- [Exercise brief]: Scan the records below. List lines holding "ylabel".

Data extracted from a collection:
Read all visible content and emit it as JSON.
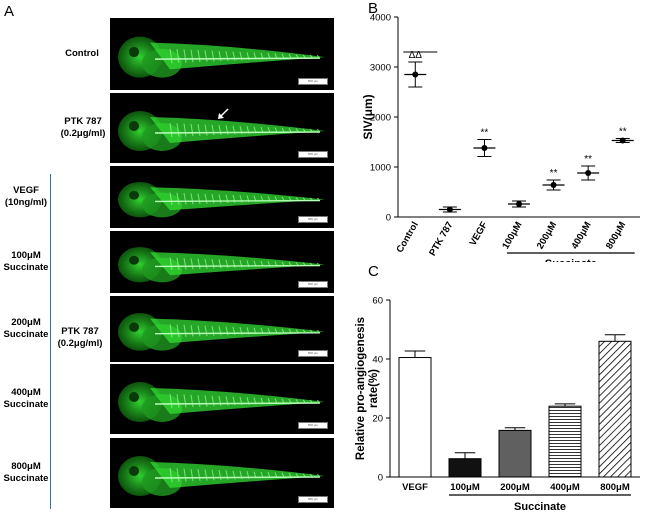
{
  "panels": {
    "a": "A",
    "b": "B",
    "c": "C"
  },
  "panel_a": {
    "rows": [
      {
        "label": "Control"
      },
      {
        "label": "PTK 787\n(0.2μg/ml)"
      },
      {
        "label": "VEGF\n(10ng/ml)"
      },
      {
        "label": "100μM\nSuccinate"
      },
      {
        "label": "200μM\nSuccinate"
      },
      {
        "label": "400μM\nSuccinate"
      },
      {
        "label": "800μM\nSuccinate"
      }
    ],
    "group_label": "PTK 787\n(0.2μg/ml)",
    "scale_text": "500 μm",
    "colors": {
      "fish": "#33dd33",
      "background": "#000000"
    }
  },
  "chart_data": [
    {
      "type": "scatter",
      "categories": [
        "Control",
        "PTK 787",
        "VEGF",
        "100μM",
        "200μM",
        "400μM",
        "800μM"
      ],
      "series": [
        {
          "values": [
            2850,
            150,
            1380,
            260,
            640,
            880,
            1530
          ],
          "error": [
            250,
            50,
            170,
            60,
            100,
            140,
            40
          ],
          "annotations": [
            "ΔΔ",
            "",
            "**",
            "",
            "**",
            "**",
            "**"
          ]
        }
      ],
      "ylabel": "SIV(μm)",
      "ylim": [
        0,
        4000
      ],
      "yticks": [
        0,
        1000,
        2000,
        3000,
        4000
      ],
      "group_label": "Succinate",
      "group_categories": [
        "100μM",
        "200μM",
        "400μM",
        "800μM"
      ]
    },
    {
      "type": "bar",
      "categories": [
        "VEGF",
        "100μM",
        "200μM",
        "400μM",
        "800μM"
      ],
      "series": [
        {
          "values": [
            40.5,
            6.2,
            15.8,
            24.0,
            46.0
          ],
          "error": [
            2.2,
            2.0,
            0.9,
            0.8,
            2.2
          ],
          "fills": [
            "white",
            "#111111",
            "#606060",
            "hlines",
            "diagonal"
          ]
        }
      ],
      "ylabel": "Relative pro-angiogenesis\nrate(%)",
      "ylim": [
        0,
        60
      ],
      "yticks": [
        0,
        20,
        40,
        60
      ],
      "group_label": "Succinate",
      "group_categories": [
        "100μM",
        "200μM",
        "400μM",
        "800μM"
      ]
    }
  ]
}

- [Finished exercise]:
      "ylabel": "SIV(μm)",
      "ylabel": "Relative pro-angiogenesis\nrate(%)",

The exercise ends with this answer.